AIM OF THE EXERCISE: Gather all lines from the material that contain "Kimluxjun".
** begin **
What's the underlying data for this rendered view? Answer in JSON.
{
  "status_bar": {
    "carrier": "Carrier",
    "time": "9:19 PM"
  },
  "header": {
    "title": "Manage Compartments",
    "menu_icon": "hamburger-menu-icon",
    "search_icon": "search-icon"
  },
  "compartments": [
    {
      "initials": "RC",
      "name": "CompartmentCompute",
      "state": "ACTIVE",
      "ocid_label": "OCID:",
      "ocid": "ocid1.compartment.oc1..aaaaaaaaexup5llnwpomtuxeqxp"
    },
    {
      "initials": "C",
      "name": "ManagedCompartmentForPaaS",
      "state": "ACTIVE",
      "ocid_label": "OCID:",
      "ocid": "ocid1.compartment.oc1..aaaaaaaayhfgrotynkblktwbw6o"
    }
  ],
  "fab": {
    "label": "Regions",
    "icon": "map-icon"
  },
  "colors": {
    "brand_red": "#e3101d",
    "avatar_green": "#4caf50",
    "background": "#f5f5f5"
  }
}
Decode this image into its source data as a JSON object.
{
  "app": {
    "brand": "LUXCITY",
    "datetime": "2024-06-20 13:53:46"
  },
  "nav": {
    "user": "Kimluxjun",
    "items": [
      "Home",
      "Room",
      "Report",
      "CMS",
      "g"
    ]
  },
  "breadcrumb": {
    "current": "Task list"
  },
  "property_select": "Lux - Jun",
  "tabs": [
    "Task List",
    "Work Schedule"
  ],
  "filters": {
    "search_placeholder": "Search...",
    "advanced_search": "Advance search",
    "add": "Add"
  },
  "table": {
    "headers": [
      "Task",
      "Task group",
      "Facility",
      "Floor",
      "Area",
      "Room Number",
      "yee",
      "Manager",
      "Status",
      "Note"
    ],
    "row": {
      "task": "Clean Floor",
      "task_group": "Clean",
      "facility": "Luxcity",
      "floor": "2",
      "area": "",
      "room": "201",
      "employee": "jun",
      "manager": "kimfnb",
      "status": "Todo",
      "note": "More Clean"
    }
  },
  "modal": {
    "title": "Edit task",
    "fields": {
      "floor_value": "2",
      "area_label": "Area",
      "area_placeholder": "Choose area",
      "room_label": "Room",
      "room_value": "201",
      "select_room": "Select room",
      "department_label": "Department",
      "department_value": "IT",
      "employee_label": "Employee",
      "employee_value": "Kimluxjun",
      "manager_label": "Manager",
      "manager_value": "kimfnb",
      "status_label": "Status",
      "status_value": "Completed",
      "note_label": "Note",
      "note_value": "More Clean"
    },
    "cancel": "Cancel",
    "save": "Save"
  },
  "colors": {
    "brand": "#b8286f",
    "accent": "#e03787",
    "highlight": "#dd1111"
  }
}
** end **
ANSWER:
    "user": "Kimluxjun",
      "employee_value": "Kimluxjun",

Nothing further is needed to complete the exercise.